TASK DETAILS:
Below is a listing to transcribe in full and exactly; keep the pictures out.

EXTRACTED DATA:
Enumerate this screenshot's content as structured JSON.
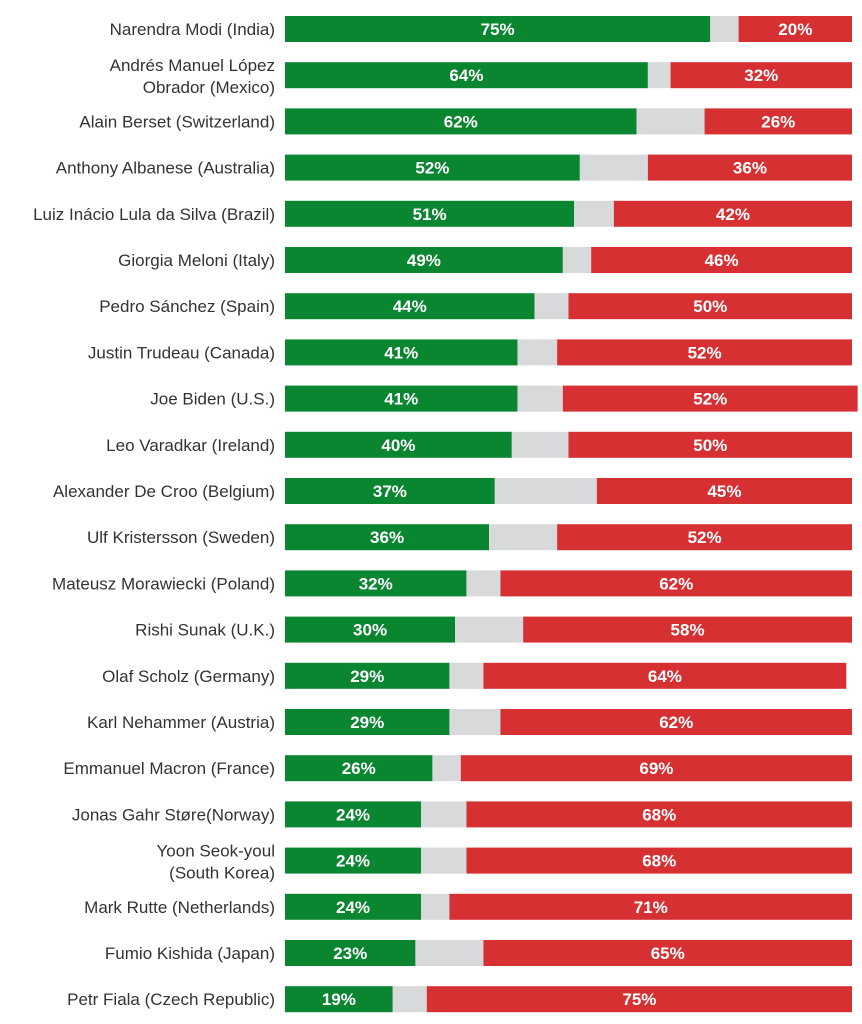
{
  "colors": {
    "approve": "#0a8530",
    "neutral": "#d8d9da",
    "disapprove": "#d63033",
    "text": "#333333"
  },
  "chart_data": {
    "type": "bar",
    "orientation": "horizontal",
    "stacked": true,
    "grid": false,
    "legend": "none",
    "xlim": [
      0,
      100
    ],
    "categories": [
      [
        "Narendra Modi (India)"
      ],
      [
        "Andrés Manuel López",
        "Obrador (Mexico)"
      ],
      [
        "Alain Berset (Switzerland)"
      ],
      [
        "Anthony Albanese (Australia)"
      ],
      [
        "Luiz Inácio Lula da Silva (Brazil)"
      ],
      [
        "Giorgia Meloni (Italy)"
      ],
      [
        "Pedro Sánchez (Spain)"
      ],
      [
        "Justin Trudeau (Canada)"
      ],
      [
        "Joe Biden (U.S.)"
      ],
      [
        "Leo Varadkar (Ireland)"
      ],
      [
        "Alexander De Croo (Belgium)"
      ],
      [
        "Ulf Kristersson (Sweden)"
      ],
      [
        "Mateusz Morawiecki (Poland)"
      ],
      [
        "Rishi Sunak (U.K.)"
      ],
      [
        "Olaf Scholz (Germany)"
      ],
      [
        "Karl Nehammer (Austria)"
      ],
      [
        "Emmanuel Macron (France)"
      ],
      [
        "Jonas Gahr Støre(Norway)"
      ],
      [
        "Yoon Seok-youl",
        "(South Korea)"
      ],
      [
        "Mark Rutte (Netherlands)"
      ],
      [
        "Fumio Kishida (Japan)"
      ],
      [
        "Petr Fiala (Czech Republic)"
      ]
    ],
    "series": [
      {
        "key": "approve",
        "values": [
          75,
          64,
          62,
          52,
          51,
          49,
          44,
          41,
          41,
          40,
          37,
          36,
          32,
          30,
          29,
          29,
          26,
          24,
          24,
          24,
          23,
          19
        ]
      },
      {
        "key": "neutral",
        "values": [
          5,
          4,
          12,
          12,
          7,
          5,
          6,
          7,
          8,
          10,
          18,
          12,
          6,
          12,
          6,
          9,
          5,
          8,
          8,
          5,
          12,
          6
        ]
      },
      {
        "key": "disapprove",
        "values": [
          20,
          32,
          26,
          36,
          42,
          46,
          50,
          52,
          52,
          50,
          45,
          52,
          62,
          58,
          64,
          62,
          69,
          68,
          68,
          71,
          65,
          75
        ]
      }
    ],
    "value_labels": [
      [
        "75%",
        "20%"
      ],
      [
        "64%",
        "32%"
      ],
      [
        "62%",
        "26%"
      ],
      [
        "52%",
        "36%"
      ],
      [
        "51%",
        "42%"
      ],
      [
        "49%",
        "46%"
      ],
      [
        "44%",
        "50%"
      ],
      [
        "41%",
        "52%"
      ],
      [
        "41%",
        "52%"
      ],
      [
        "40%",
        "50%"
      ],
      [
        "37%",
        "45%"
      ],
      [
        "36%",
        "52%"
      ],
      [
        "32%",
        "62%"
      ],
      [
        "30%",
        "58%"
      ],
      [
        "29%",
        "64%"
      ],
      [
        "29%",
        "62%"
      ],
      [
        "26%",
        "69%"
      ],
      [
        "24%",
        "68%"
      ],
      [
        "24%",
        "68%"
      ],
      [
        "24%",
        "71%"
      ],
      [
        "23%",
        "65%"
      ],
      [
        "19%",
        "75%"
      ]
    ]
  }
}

WRITTEN ANSWER:
Enumerate this screenshot's content as structured JSON.
{
  "colors": {
    "approve": "#0a8530",
    "neutral": "#d8d9da",
    "disapprove": "#d63033",
    "text": "#333333"
  },
  "chart_data": {
    "type": "bar",
    "orientation": "horizontal",
    "stacked": true,
    "grid": false,
    "legend": "none",
    "xlim": [
      0,
      100
    ],
    "categories": [
      [
        "Narendra Modi (India)"
      ],
      [
        "Andrés Manuel López",
        "Obrador (Mexico)"
      ],
      [
        "Alain Berset (Switzerland)"
      ],
      [
        "Anthony Albanese (Australia)"
      ],
      [
        "Luiz Inácio Lula da Silva (Brazil)"
      ],
      [
        "Giorgia Meloni (Italy)"
      ],
      [
        "Pedro Sánchez (Spain)"
      ],
      [
        "Justin Trudeau (Canada)"
      ],
      [
        "Joe Biden (U.S.)"
      ],
      [
        "Leo Varadkar (Ireland)"
      ],
      [
        "Alexander De Croo (Belgium)"
      ],
      [
        "Ulf Kristersson (Sweden)"
      ],
      [
        "Mateusz Morawiecki (Poland)"
      ],
      [
        "Rishi Sunak (U.K.)"
      ],
      [
        "Olaf Scholz (Germany)"
      ],
      [
        "Karl Nehammer (Austria)"
      ],
      [
        "Emmanuel Macron (France)"
      ],
      [
        "Jonas Gahr Støre(Norway)"
      ],
      [
        "Yoon Seok-youl",
        "(South Korea)"
      ],
      [
        "Mark Rutte (Netherlands)"
      ],
      [
        "Fumio Kishida (Japan)"
      ],
      [
        "Petr Fiala (Czech Republic)"
      ]
    ],
    "series": [
      {
        "key": "approve",
        "values": [
          75,
          64,
          62,
          52,
          51,
          49,
          44,
          41,
          41,
          40,
          37,
          36,
          32,
          30,
          29,
          29,
          26,
          24,
          24,
          24,
          23,
          19
        ]
      },
      {
        "key": "neutral",
        "values": [
          5,
          4,
          12,
          12,
          7,
          5,
          6,
          7,
          8,
          10,
          18,
          12,
          6,
          12,
          6,
          9,
          5,
          8,
          8,
          5,
          12,
          6
        ]
      },
      {
        "key": "disapprove",
        "values": [
          20,
          32,
          26,
          36,
          42,
          46,
          50,
          52,
          52,
          50,
          45,
          52,
          62,
          58,
          64,
          62,
          69,
          68,
          68,
          71,
          65,
          75
        ]
      }
    ],
    "value_labels": [
      [
        "75%",
        "20%"
      ],
      [
        "64%",
        "32%"
      ],
      [
        "62%",
        "26%"
      ],
      [
        "52%",
        "36%"
      ],
      [
        "51%",
        "42%"
      ],
      [
        "49%",
        "46%"
      ],
      [
        "44%",
        "50%"
      ],
      [
        "41%",
        "52%"
      ],
      [
        "41%",
        "52%"
      ],
      [
        "40%",
        "50%"
      ],
      [
        "37%",
        "45%"
      ],
      [
        "36%",
        "52%"
      ],
      [
        "32%",
        "62%"
      ],
      [
        "30%",
        "58%"
      ],
      [
        "29%",
        "64%"
      ],
      [
        "29%",
        "62%"
      ],
      [
        "26%",
        "69%"
      ],
      [
        "24%",
        "68%"
      ],
      [
        "24%",
        "68%"
      ],
      [
        "24%",
        "71%"
      ],
      [
        "23%",
        "65%"
      ],
      [
        "19%",
        "75%"
      ]
    ]
  }
}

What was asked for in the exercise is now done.